# Study material:
========
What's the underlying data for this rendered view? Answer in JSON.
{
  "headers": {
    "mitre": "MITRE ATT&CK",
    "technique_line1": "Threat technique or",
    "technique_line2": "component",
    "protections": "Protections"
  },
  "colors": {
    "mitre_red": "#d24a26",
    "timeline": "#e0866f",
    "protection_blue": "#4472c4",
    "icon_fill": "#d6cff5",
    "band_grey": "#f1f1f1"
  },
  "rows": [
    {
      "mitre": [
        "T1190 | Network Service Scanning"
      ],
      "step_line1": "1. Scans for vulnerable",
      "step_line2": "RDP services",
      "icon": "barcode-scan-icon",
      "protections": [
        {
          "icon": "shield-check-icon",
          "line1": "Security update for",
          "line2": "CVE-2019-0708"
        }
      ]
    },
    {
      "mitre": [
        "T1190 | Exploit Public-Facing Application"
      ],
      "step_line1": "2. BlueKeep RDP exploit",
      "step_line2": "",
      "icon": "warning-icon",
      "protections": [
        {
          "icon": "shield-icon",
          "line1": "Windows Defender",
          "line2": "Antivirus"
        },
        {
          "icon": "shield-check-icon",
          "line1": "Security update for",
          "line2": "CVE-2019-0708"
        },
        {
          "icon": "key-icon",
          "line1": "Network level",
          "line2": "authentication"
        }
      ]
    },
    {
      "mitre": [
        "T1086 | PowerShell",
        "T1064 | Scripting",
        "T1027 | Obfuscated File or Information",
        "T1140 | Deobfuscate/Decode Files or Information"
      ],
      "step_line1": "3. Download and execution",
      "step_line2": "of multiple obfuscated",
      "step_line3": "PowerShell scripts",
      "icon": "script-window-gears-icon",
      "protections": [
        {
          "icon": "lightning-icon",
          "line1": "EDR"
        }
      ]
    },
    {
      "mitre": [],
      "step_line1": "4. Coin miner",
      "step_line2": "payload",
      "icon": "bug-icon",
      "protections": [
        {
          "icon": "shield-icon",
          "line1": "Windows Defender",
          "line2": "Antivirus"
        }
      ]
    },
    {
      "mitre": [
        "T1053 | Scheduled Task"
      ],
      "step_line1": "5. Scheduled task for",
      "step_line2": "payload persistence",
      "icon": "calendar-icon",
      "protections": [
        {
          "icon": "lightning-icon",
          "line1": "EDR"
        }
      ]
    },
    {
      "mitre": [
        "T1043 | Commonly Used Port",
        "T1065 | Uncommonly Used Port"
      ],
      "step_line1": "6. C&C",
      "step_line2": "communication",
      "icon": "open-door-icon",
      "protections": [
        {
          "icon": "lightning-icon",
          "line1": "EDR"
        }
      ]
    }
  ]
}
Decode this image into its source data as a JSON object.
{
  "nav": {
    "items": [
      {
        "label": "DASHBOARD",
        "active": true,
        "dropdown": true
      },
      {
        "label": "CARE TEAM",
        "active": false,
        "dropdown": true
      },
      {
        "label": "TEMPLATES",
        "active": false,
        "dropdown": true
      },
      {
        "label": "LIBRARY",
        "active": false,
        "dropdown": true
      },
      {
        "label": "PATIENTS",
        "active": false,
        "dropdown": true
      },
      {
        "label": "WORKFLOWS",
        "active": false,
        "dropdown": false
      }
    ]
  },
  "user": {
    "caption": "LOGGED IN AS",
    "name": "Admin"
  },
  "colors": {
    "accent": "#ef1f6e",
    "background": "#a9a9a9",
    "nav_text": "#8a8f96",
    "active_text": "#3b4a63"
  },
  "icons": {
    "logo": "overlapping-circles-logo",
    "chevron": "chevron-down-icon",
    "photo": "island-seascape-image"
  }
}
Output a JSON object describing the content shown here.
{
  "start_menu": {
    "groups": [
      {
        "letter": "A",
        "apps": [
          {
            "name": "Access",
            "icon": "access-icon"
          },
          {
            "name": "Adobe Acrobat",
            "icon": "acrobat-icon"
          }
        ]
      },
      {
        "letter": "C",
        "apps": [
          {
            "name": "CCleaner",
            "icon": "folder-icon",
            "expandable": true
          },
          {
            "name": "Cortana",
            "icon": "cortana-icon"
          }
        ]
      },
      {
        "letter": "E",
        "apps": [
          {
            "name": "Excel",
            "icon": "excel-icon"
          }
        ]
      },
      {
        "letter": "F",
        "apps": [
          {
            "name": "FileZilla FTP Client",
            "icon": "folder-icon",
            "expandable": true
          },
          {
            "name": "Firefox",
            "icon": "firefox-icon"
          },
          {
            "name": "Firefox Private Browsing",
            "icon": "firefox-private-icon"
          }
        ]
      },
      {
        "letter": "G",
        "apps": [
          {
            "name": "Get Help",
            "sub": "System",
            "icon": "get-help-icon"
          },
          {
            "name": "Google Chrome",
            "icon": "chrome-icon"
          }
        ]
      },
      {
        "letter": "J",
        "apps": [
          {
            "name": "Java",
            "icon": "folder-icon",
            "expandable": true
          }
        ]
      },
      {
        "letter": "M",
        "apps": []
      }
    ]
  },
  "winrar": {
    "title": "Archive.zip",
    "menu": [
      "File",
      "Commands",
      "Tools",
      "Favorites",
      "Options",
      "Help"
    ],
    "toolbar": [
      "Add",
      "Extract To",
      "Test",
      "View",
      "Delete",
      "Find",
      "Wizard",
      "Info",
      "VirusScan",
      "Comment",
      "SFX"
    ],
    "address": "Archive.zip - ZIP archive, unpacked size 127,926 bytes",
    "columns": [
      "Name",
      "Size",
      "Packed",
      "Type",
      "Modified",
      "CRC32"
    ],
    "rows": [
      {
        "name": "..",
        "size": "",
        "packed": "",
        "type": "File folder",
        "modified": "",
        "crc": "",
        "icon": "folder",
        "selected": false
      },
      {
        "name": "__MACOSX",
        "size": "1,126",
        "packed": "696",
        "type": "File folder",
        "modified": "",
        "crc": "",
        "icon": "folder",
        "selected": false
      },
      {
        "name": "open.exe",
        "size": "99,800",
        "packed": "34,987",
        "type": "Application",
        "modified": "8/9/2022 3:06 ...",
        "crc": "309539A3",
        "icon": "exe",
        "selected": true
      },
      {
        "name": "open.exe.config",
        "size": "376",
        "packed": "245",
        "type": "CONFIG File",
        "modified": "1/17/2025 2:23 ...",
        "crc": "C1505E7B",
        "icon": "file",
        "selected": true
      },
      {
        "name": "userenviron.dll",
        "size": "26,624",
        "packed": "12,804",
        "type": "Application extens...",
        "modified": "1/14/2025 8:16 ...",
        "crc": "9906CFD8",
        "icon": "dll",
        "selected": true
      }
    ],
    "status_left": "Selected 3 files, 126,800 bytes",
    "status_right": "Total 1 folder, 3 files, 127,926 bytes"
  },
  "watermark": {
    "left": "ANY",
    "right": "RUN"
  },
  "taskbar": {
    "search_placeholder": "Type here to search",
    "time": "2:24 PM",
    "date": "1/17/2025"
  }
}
========
# Directions for this task:
State how many lines of the data include the word "object", with nothing else.

# Response to this task:
2